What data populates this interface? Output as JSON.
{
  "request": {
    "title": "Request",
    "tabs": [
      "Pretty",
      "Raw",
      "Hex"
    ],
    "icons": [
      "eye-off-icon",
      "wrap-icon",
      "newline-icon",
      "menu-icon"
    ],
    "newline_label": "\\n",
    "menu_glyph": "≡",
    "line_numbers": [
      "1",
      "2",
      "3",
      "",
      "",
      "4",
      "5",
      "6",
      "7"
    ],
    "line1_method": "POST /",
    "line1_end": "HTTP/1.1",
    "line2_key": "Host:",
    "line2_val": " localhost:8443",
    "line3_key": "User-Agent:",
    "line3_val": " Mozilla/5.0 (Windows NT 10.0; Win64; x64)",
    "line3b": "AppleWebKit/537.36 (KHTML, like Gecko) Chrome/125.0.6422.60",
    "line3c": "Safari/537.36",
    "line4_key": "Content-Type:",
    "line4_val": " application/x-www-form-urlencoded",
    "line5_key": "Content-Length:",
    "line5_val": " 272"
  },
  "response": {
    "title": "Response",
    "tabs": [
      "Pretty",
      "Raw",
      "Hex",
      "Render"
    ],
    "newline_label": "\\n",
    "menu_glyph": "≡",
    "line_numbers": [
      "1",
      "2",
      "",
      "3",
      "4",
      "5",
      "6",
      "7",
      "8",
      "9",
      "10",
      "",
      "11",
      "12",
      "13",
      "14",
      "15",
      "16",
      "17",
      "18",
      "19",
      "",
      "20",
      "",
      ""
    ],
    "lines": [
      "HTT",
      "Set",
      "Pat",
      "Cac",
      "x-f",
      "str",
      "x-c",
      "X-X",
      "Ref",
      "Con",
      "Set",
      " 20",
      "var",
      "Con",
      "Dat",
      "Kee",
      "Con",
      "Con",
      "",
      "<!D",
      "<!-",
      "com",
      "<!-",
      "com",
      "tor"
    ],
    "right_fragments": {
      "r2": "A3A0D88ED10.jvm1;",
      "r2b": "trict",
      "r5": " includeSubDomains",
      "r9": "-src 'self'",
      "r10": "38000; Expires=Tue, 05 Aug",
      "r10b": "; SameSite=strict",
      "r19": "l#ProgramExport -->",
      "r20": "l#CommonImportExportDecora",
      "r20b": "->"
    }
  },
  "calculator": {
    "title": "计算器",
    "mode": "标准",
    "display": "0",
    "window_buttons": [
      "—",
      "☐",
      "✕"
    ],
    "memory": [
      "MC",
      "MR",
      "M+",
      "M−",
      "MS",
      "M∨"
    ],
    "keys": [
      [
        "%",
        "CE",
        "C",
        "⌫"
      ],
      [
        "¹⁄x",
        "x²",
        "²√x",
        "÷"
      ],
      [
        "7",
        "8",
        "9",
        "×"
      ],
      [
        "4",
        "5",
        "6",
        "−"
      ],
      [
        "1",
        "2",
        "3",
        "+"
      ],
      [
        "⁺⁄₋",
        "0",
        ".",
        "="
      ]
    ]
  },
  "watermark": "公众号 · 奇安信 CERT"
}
━━━━━━━━
» **Requirement**:
Restate the listing in full, word for word.

» **Problem solution**:
What data populates this interface? Output as JSON.
{
  "request": {
    "title": "Request",
    "tabs": [
      "Pretty",
      "Raw",
      "Hex"
    ],
    "icons": [
      "eye-off-icon",
      "wrap-icon",
      "newline-icon",
      "menu-icon"
    ],
    "newline_label": "\\n",
    "menu_glyph": "≡",
    "line_numbers": [
      "1",
      "2",
      "3",
      "",
      "",
      "4",
      "5",
      "6",
      "7"
    ],
    "line1_method": "POST /",
    "line1_end": "HTTP/1.1",
    "line2_key": "Host:",
    "line2_val": " localhost:8443",
    "line3_key": "User-Agent:",
    "line3_val": " Mozilla/5.0 (Windows NT 10.0; Win64; x64)",
    "line3b": "AppleWebKit/537.36 (KHTML, like Gecko) Chrome/125.0.6422.60",
    "line3c": "Safari/537.36",
    "line4_key": "Content-Type:",
    "line4_val": " application/x-www-form-urlencoded",
    "line5_key": "Content-Length:",
    "line5_val": " 272"
  },
  "response": {
    "title": "Response",
    "tabs": [
      "Pretty",
      "Raw",
      "Hex",
      "Render"
    ],
    "newline_label": "\\n",
    "menu_glyph": "≡",
    "line_numbers": [
      "1",
      "2",
      "",
      "3",
      "4",
      "5",
      "6",
      "7",
      "8",
      "9",
      "10",
      "",
      "11",
      "12",
      "13",
      "14",
      "15",
      "16",
      "17",
      "18",
      "19",
      "",
      "20",
      "",
      ""
    ],
    "lines": [
      "HTT",
      "Set",
      "Pat",
      "Cac",
      "x-f",
      "str",
      "x-c",
      "X-X",
      "Ref",
      "Con",
      "Set",
      " 20",
      "var",
      "Con",
      "Dat",
      "Kee",
      "Con",
      "Con",
      "",
      "<!D",
      "<!-",
      "com",
      "<!-",
      "com",
      "tor"
    ],
    "right_fragments": {
      "r2": "A3A0D88ED10.jvm1;",
      "r2b": "trict",
      "r5": " includeSubDomains",
      "r9": "-src 'self'",
      "r10": "38000; Expires=Tue, 05 Aug",
      "r10b": "; SameSite=strict",
      "r19": "l#ProgramExport -->",
      "r20": "l#CommonImportExportDecora",
      "r20b": "->"
    }
  },
  "calculator": {
    "title": "计算器",
    "mode": "标准",
    "display": "0",
    "window_buttons": [
      "—",
      "☐",
      "✕"
    ],
    "memory": [
      "MC",
      "MR",
      "M+",
      "M−",
      "MS",
      "M∨"
    ],
    "keys": [
      [
        "%",
        "CE",
        "C",
        "⌫"
      ],
      [
        "¹⁄x",
        "x²",
        "²√x",
        "÷"
      ],
      [
        "7",
        "8",
        "9",
        "×"
      ],
      [
        "4",
        "5",
        "6",
        "−"
      ],
      [
        "1",
        "2",
        "3",
        "+"
      ],
      [
        "⁺⁄₋",
        "0",
        ".",
        "="
      ]
    ]
  },
  "watermark": "公众号 · 奇安信 CERT"
}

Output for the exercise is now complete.